Required task → Return the record lines from the line containing "10, 529, 23]" through the line containing "405, 427, 414]", both included, as a JSON array of strings with one string per line and blank lines omitted.

--- begin Supplied material ---

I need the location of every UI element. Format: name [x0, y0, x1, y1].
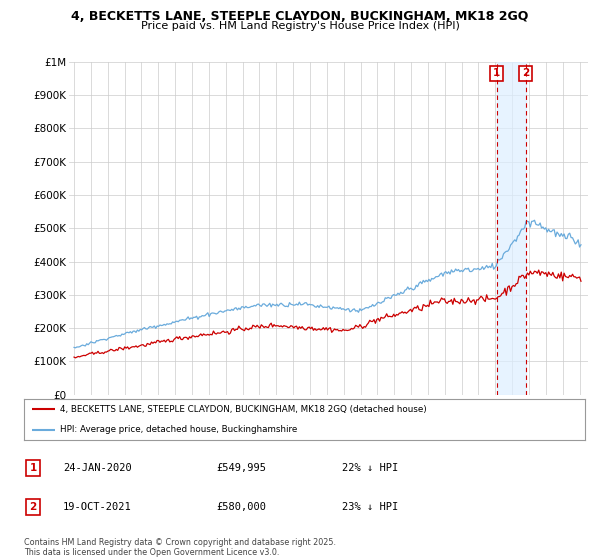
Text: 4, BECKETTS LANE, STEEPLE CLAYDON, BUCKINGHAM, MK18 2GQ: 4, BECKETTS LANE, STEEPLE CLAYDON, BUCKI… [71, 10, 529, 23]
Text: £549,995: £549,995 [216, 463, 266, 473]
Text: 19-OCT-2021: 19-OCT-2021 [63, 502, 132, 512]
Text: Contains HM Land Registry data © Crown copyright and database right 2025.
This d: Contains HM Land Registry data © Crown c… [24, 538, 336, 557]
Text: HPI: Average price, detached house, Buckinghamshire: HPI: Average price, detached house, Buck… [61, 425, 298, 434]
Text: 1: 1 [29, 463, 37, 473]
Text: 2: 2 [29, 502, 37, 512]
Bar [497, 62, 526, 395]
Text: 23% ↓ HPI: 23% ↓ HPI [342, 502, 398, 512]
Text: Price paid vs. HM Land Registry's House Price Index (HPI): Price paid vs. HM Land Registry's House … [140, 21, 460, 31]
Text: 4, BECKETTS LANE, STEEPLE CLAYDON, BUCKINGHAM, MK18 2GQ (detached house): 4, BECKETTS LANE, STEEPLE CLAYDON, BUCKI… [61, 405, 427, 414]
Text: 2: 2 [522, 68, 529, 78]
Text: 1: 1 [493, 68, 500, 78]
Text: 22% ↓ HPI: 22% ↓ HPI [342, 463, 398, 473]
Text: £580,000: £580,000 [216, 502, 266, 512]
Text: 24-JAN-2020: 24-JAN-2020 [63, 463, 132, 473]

--- end Supplied material ---

Expected answer →
[
  "Text: 4, BECKETTS LANE, STEEPLE CLAYDON, BUCKINGHAM, MK18 2GQ: 4, BECKETTS LANE, STEEPLE CLAYDON, BUCKI… [71, 10, 529, 23]",
  "Text: £549,995: £549,995 [216, 463, 266, 473]",
  "Text: 19-OCT-2021: 19-OCT-2021 [63, 502, 132, 512]",
  "Text: Contains HM Land Registry data © Crown copyright and database right 2025.",
  "This d: Contains HM Land Registry data © Crown c… [24, 538, 336, 557]",
  "Text: HPI: Average price, detached house, Buckinghamshire: HPI: Average price, detached house, Buck… [61, 425, 298, 434]",
  "Text: 1: 1 [29, 463, 37, 473]",
  "Text: 2: 2 [29, 502, 37, 512]",
  "Bar [497, 62, 526, 395]",
  "Text: 23% ↓ HPI: 23% ↓ HPI [342, 502, 398, 512]",
  "Text: Price paid vs. HM Land Registry's House Price Index (HPI): Price paid vs. HM Land Registry's House … [140, 21, 460, 31]",
  "Text: 4, BECKETTS LANE, STEEPLE CLAYDON, BUCKINGHAM, MK18 2GQ (detached house): 4, BECKETTS LANE, STEEPLE CLAYDON, BUCKI… [61, 405, 427, 414]"
]